» **Job**
Count every line where "Matched" occurs. Give the total alone.

» **Source records**
- - - - -

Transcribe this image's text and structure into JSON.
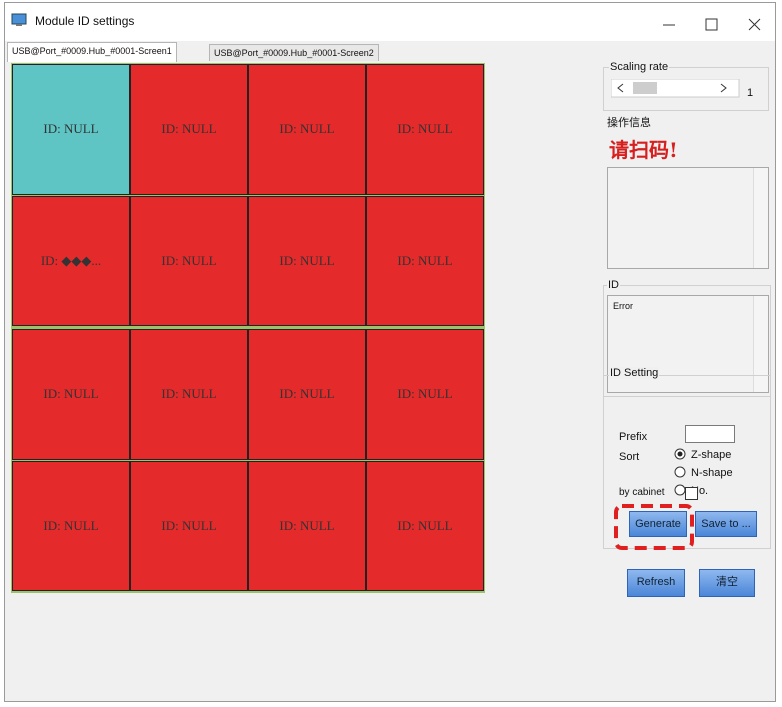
{
  "window": {
    "title": "Module ID settings"
  },
  "tabs": [
    "USB@Port_#0009.Hub_#0001-Screen1",
    "USB@Port_#0009.Hub_#0001-Screen2"
  ],
  "grid": {
    "rows": [
      [
        "ID: NULL",
        "ID: NULL",
        "ID: NULL",
        "ID: NULL"
      ],
      [
        "ID:   ◆◆◆...",
        "ID: NULL",
        "ID: NULL",
        "ID: NULL"
      ],
      [
        "ID: NULL",
        "ID: NULL",
        "ID: NULL",
        "ID: NULL"
      ],
      [
        "ID: NULL",
        "ID: NULL",
        "ID: NULL",
        "ID: NULL"
      ]
    ]
  },
  "panel": {
    "scaling_rate": {
      "label": "Scaling rate",
      "value": "1"
    },
    "operation_info": {
      "label": "操作信息",
      "message": "请扫码!"
    },
    "id": {
      "label": "ID",
      "text": "Error"
    },
    "id_setting": {
      "label": "ID Setting",
      "prefix_label": "Prefix",
      "sort_label": "Sort",
      "sort_options": [
        "Z-shape",
        "N-shape",
        "No."
      ],
      "by_cabinet": "by cabinet",
      "buttons": [
        "Generate",
        "Save to ..."
      ]
    },
    "buttons": [
      "Refresh",
      "清空"
    ]
  }
}
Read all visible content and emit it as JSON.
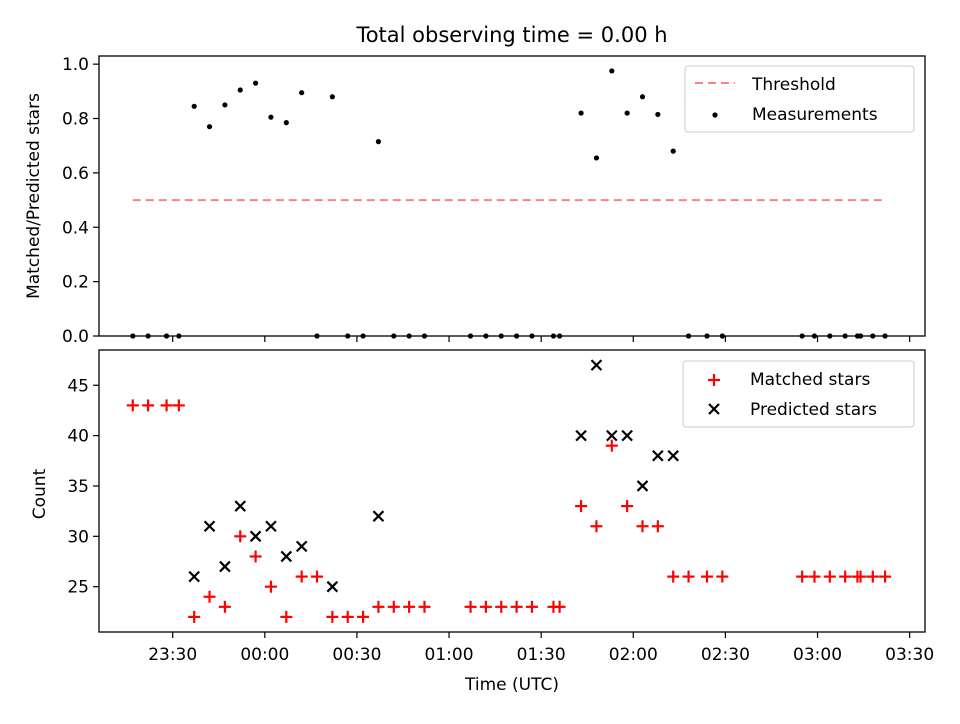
{
  "chart_data": [
    {
      "type": "scatter",
      "title": "Total observing time = 0.00 h",
      "ylabel": "Matched/Predicted stars",
      "xlabel": "",
      "ylim": [
        0,
        1.03
      ],
      "yticks": [
        "0.0",
        "0.2",
        "0.4",
        "0.6",
        "0.8",
        "1.0"
      ],
      "xticks_shown": false,
      "legend_position": "top-right",
      "grid": false,
      "threshold": {
        "name": "Threshold",
        "value": 0.5,
        "x_start": "23:17",
        "x_end": "03:22",
        "color": "#ff8080",
        "style": "dashed"
      },
      "series": [
        {
          "name": "Measurements",
          "color": "#000000",
          "marker": "dot",
          "points": [
            [
              "23:17",
              0
            ],
            [
              "23:22",
              0
            ],
            [
              "23:28",
              0
            ],
            [
              "23:32",
              0
            ],
            [
              "23:37",
              0.845
            ],
            [
              "23:42",
              0.77
            ],
            [
              "23:47",
              0.85
            ],
            [
              "23:52",
              0.905
            ],
            [
              "23:57",
              0.93
            ],
            [
              "00:02",
              0.805
            ],
            [
              "00:07",
              0.785
            ],
            [
              "00:12",
              0.895
            ],
            [
              "00:17",
              0
            ],
            [
              "00:22",
              0.88
            ],
            [
              "00:27",
              0
            ],
            [
              "00:32",
              0
            ],
            [
              "00:37",
              0.715
            ],
            [
              "00:42",
              0
            ],
            [
              "00:47",
              0
            ],
            [
              "00:52",
              0
            ],
            [
              "01:07",
              0
            ],
            [
              "01:12",
              0
            ],
            [
              "01:17",
              0
            ],
            [
              "01:22",
              0
            ],
            [
              "01:27",
              0
            ],
            [
              "01:34",
              0
            ],
            [
              "01:36",
              0
            ],
            [
              "01:43",
              0.82
            ],
            [
              "01:48",
              0.655
            ],
            [
              "01:53",
              0.975
            ],
            [
              "01:58",
              0.82
            ],
            [
              "02:03",
              0.88
            ],
            [
              "02:08",
              0.815
            ],
            [
              "02:13",
              0.68
            ],
            [
              "02:18",
              0
            ],
            [
              "02:24",
              0
            ],
            [
              "02:29",
              0
            ],
            [
              "02:55",
              0
            ],
            [
              "02:59",
              0
            ],
            [
              "03:04",
              0
            ],
            [
              "03:09",
              0
            ],
            [
              "03:13",
              0
            ],
            [
              "03:14",
              0
            ],
            [
              "03:18",
              0
            ],
            [
              "03:22",
              0
            ]
          ]
        }
      ]
    },
    {
      "type": "scatter",
      "title": "",
      "ylabel": "Count",
      "xlabel": "Time (UTC)",
      "ylim": [
        20.5,
        48.5
      ],
      "yticks": [
        "25",
        "30",
        "35",
        "40",
        "45"
      ],
      "xticks": [
        "23:30",
        "00:00",
        "00:30",
        "01:00",
        "01:30",
        "02:00",
        "02:30",
        "03:00",
        "03:30"
      ],
      "xlim": [
        "23:06",
        "03:35"
      ],
      "legend_position": "top-right",
      "grid": false,
      "series": [
        {
          "name": "Matched stars",
          "color": "#ff0000",
          "marker": "plus",
          "points": [
            [
              "23:17",
              43
            ],
            [
              "23:22",
              43
            ],
            [
              "23:28",
              43
            ],
            [
              "23:32",
              43
            ],
            [
              "23:37",
              22
            ],
            [
              "23:42",
              24
            ],
            [
              "23:47",
              23
            ],
            [
              "23:52",
              30
            ],
            [
              "23:57",
              28
            ],
            [
              "00:02",
              25
            ],
            [
              "00:07",
              22
            ],
            [
              "00:12",
              26
            ],
            [
              "00:17",
              26
            ],
            [
              "00:22",
              22
            ],
            [
              "00:27",
              22
            ],
            [
              "00:32",
              22
            ],
            [
              "00:37",
              23
            ],
            [
              "00:42",
              23
            ],
            [
              "00:47",
              23
            ],
            [
              "00:52",
              23
            ],
            [
              "01:07",
              23
            ],
            [
              "01:12",
              23
            ],
            [
              "01:17",
              23
            ],
            [
              "01:22",
              23
            ],
            [
              "01:27",
              23
            ],
            [
              "01:34",
              23
            ],
            [
              "01:36",
              23
            ],
            [
              "01:43",
              33
            ],
            [
              "01:48",
              31
            ],
            [
              "01:53",
              39
            ],
            [
              "01:58",
              33
            ],
            [
              "02:03",
              31
            ],
            [
              "02:08",
              31
            ],
            [
              "02:13",
              26
            ],
            [
              "02:18",
              26
            ],
            [
              "02:24",
              26
            ],
            [
              "02:29",
              26
            ],
            [
              "02:55",
              26
            ],
            [
              "02:59",
              26
            ],
            [
              "03:04",
              26
            ],
            [
              "03:09",
              26
            ],
            [
              "03:13",
              26
            ],
            [
              "03:14",
              26
            ],
            [
              "03:18",
              26
            ],
            [
              "03:22",
              26
            ]
          ]
        },
        {
          "name": "Predicted stars",
          "color": "#000000",
          "marker": "x",
          "points": [
            [
              "23:37",
              26
            ],
            [
              "23:42",
              31
            ],
            [
              "23:47",
              27
            ],
            [
              "23:52",
              33
            ],
            [
              "23:57",
              30
            ],
            [
              "00:02",
              31
            ],
            [
              "00:07",
              28
            ],
            [
              "00:12",
              29
            ],
            [
              "00:22",
              25
            ],
            [
              "00:37",
              32
            ],
            [
              "01:43",
              40
            ],
            [
              "01:48",
              47
            ],
            [
              "01:53",
              40
            ],
            [
              "01:58",
              40
            ],
            [
              "02:03",
              35
            ],
            [
              "02:08",
              38
            ],
            [
              "02:13",
              38
            ]
          ]
        }
      ]
    }
  ]
}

- - - - -

» **Solution for this problem**
2